### Your instructions
Every line of the material is to be repeated exactly as it stands.

-- start of Data for the task --

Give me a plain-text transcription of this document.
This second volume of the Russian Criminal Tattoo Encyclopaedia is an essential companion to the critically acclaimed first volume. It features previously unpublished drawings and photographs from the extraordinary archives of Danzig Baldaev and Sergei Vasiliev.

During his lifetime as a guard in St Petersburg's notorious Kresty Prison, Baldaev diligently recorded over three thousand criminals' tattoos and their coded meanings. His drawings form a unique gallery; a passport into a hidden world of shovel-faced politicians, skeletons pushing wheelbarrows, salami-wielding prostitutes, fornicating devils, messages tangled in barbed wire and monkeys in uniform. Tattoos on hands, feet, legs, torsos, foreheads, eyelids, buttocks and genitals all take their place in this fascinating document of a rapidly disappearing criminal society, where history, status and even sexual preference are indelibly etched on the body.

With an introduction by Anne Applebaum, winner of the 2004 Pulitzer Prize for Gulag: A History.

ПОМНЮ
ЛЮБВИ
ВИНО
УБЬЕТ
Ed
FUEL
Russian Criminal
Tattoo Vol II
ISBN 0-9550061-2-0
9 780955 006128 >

-- end of Data for the task --

### Exercise response
Give me a plain-text transcription of this document.
This second volume of the Russian Criminal Tattoo Encyclopaedia is an essential companion to the critically acclaimed first volume. It features previously unpublished drawings and photographs from the extraordinary archives of Danzig Baldaev and Sergei Vasiliev.

During his lifetime as a guard in St Petersburg's notorious Kresty Prison, Baldaev diligently recorded over three thousand criminals' tattoos and their coded meanings. His drawings form a unique gallery; a passport into a hidden world of shovel-faced politicians, skeletons pushing wheelbarrows, salami-wielding prostitutes, fornicating devils, messages tangled in barbed wire and monkeys in uniform. Tattoos on hands, feet, legs, torsos, foreheads, eyelids, buttocks and genitals all take their place in this fascinating document of a rapidly disappearing criminal society, where history, status and even sexual preference are indelibly etched on the body.

With an introduction by Anne Applebaum, winner of the 2004 Pulitzer Prize for Gulag: A History.

ПОМНЮ
ЛЮБВИ
ВИНО
УБЬЕТ
Ed
FUEL
Russian Criminal
Tattoo Vol II
ISBN 0-9550061-2-0
9 780955 006128 >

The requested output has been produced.